[DATA]
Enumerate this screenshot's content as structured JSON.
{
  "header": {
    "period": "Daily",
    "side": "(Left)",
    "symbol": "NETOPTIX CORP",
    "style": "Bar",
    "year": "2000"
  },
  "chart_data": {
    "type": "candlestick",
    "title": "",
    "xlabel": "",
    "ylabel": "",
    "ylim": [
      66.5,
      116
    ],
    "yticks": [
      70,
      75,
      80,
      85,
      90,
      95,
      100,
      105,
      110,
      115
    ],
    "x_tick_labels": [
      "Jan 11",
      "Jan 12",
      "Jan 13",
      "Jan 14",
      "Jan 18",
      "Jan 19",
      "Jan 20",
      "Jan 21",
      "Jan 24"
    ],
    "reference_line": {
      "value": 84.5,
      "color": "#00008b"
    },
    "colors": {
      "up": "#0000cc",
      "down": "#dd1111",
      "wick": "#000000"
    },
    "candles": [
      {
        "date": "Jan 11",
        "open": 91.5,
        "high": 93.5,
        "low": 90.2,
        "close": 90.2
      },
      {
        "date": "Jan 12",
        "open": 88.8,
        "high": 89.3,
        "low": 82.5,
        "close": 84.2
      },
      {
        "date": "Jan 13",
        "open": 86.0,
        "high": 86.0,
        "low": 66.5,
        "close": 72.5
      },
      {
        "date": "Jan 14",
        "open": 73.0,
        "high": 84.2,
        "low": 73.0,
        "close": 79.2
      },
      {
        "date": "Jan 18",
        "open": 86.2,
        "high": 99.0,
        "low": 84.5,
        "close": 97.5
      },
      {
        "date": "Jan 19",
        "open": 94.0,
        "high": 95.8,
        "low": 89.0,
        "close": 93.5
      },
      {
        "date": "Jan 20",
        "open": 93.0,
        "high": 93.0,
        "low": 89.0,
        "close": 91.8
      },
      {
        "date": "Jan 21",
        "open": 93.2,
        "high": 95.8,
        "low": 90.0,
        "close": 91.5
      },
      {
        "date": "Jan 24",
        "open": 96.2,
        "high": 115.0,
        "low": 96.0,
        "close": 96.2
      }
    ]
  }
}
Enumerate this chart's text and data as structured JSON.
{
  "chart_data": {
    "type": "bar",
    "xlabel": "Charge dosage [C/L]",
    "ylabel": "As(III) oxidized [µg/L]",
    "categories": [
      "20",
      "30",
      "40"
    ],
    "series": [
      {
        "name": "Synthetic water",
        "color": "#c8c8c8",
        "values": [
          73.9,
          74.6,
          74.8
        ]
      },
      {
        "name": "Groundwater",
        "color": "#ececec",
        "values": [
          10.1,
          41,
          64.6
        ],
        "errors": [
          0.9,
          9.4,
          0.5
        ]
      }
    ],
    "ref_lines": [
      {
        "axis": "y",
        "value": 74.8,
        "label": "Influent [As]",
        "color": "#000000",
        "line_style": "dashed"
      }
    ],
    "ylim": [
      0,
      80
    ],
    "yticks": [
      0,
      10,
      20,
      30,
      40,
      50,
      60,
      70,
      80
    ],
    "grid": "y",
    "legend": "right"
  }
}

[PROMPT]
Each line from the one containing "Enumerate this chart's" to the end of the listing above should be copied exactly, and nothing else.

[TASK OUTPUT]
Enumerate this chart's text and data as structured JSON.
{
  "chart_data": {
    "type": "bar",
    "xlabel": "Charge dosage [C/L]",
    "ylabel": "As(III) oxidized [µg/L]",
    "categories": [
      "20",
      "30",
      "40"
    ],
    "series": [
      {
        "name": "Synthetic water",
        "color": "#c8c8c8",
        "values": [
          73.9,
          74.6,
          74.8
        ]
      },
      {
        "name": "Groundwater",
        "color": "#ececec",
        "values": [
          10.1,
          41,
          64.6
        ],
        "errors": [
          0.9,
          9.4,
          0.5
        ]
      }
    ],
    "ref_lines": [
      {
        "axis": "y",
        "value": 74.8,
        "label": "Influent [As]",
        "color": "#000000",
        "line_style": "dashed"
      }
    ],
    "ylim": [
      0,
      80
    ],
    "yticks": [
      0,
      10,
      20,
      30,
      40,
      50,
      60,
      70,
      80
    ],
    "grid": "y",
    "legend": "right"
  }
}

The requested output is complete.